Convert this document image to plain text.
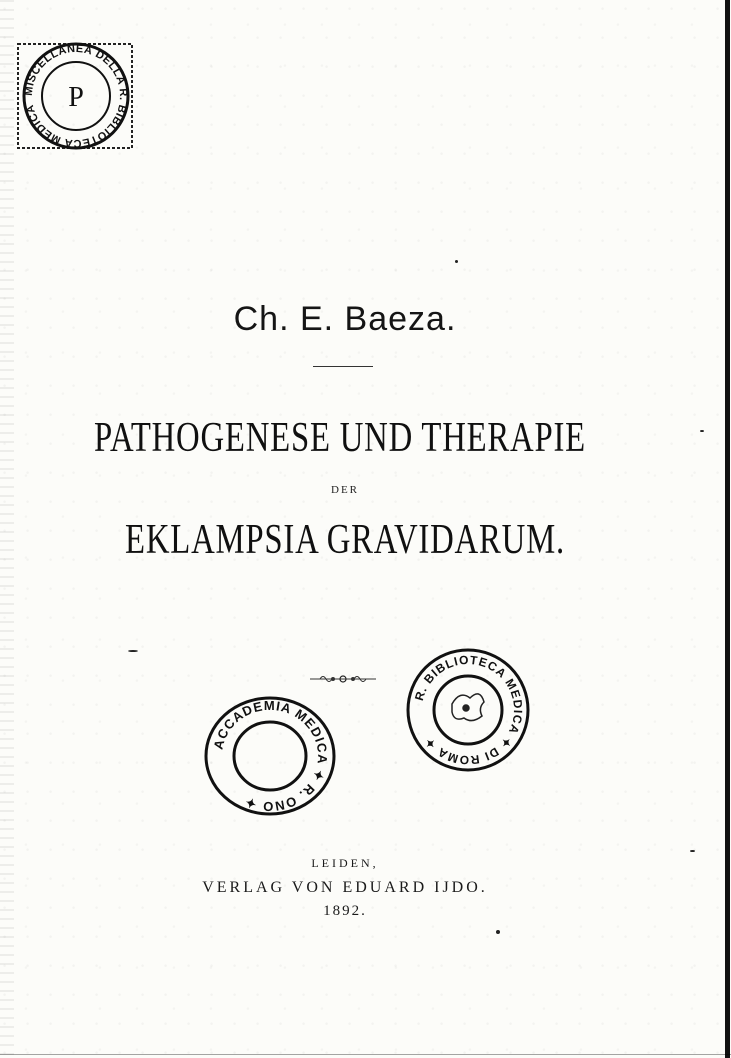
MISCELLANEA DELLA R. BIBLIOTECA MEDICA	P
Ch. E. Baeza.
PATHOGENESE UND THERAPIE
DER
EKLAMPSIA GRAVIDARUM.
ACCADEMIA MEDICA ✦ R. ONO ✦
R. BIBLIOTECA MEDICA ✦ DI ROMA ✦
LEIDEN,
VERLAG VON EDUARD IJDO.
1892.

----------------------------------------

TASK OBJECTIVE:
Take the listing above and print it exactly, apart from the pictures.

FINISHED EXERCISE:
Convert this document image to plain text.
MISCELLANEA DELLA R. BIBLIOTECA MEDICA	P
Ch. E. Baeza.
PATHOGENESE UND THERAPIE
DER
EKLAMPSIA GRAVIDARUM.
ACCADEMIA MEDICA ✦ R. ONO ✦
R. BIBLIOTECA MEDICA ✦ DI ROMA ✦
LEIDEN,
VERLAG VON EDUARD IJDO.
1892.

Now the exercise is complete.